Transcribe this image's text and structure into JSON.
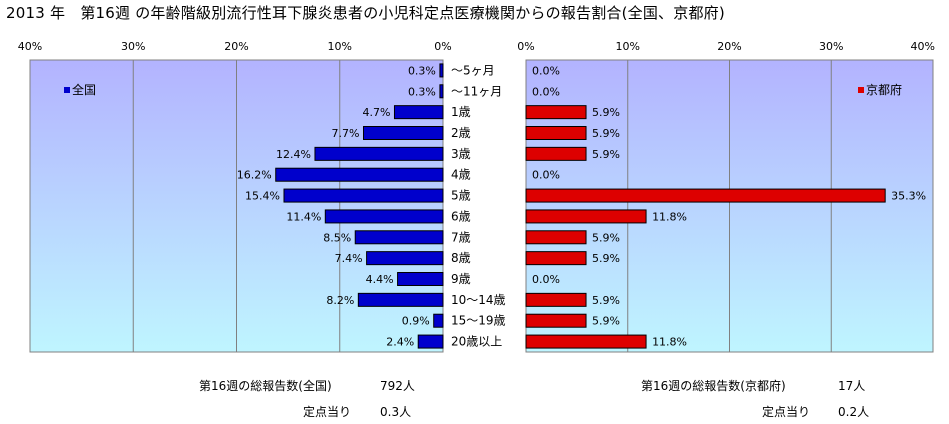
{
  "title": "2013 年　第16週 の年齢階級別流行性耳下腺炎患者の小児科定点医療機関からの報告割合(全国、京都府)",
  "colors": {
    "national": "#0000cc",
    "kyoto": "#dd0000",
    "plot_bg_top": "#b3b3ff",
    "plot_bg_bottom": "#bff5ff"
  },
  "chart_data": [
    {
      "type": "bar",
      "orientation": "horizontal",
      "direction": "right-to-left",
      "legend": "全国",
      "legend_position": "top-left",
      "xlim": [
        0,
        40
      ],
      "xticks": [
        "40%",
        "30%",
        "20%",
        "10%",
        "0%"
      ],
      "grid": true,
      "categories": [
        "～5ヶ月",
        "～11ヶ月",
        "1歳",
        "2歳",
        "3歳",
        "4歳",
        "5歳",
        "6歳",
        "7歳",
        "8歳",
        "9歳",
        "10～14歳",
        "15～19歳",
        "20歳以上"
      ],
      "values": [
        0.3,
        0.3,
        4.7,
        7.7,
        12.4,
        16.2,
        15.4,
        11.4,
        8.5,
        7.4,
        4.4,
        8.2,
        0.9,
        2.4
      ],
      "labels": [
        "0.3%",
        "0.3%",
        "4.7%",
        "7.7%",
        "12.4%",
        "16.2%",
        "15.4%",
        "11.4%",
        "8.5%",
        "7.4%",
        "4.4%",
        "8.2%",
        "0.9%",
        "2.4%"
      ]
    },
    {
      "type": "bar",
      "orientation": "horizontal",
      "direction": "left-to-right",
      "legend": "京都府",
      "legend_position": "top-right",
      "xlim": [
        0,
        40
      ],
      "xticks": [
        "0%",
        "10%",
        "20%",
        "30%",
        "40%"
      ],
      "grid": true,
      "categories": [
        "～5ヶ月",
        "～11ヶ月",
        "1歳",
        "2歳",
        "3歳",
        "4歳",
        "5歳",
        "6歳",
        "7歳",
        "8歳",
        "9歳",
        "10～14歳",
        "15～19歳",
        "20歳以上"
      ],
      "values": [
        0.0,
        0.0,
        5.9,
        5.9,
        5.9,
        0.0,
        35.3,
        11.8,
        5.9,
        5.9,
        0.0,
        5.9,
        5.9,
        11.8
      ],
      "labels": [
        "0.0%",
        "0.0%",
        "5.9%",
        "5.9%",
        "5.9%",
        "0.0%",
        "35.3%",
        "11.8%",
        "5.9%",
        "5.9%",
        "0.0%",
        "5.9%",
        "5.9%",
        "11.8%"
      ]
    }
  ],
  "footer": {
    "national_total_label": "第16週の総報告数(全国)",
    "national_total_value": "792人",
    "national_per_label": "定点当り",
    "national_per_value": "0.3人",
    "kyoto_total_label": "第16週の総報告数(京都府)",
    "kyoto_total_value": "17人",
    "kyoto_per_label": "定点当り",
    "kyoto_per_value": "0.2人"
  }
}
######
#### Problem requirements:
Repeat each entry above word for word, leaving every picture out.

#### Reply to the task:
Transcribe this image's text and structure into JSON.
{
  "title": "2013 年　第16週 の年齢階級別流行性耳下腺炎患者の小児科定点医療機関からの報告割合(全国、京都府)",
  "colors": {
    "national": "#0000cc",
    "kyoto": "#dd0000",
    "plot_bg_top": "#b3b3ff",
    "plot_bg_bottom": "#bff5ff"
  },
  "chart_data": [
    {
      "type": "bar",
      "orientation": "horizontal",
      "direction": "right-to-left",
      "legend": "全国",
      "legend_position": "top-left",
      "xlim": [
        0,
        40
      ],
      "xticks": [
        "40%",
        "30%",
        "20%",
        "10%",
        "0%"
      ],
      "grid": true,
      "categories": [
        "～5ヶ月",
        "～11ヶ月",
        "1歳",
        "2歳",
        "3歳",
        "4歳",
        "5歳",
        "6歳",
        "7歳",
        "8歳",
        "9歳",
        "10～14歳",
        "15～19歳",
        "20歳以上"
      ],
      "values": [
        0.3,
        0.3,
        4.7,
        7.7,
        12.4,
        16.2,
        15.4,
        11.4,
        8.5,
        7.4,
        4.4,
        8.2,
        0.9,
        2.4
      ],
      "labels": [
        "0.3%",
        "0.3%",
        "4.7%",
        "7.7%",
        "12.4%",
        "16.2%",
        "15.4%",
        "11.4%",
        "8.5%",
        "7.4%",
        "4.4%",
        "8.2%",
        "0.9%",
        "2.4%"
      ]
    },
    {
      "type": "bar",
      "orientation": "horizontal",
      "direction": "left-to-right",
      "legend": "京都府",
      "legend_position": "top-right",
      "xlim": [
        0,
        40
      ],
      "xticks": [
        "0%",
        "10%",
        "20%",
        "30%",
        "40%"
      ],
      "grid": true,
      "categories": [
        "～5ヶ月",
        "～11ヶ月",
        "1歳",
        "2歳",
        "3歳",
        "4歳",
        "5歳",
        "6歳",
        "7歳",
        "8歳",
        "9歳",
        "10～14歳",
        "15～19歳",
        "20歳以上"
      ],
      "values": [
        0.0,
        0.0,
        5.9,
        5.9,
        5.9,
        0.0,
        35.3,
        11.8,
        5.9,
        5.9,
        0.0,
        5.9,
        5.9,
        11.8
      ],
      "labels": [
        "0.0%",
        "0.0%",
        "5.9%",
        "5.9%",
        "5.9%",
        "0.0%",
        "35.3%",
        "11.8%",
        "5.9%",
        "5.9%",
        "0.0%",
        "5.9%",
        "5.9%",
        "11.8%"
      ]
    }
  ],
  "footer": {
    "national_total_label": "第16週の総報告数(全国)",
    "national_total_value": "792人",
    "national_per_label": "定点当り",
    "national_per_value": "0.3人",
    "kyoto_total_label": "第16週の総報告数(京都府)",
    "kyoto_total_value": "17人",
    "kyoto_per_label": "定点当り",
    "kyoto_per_value": "0.2人"
  }
}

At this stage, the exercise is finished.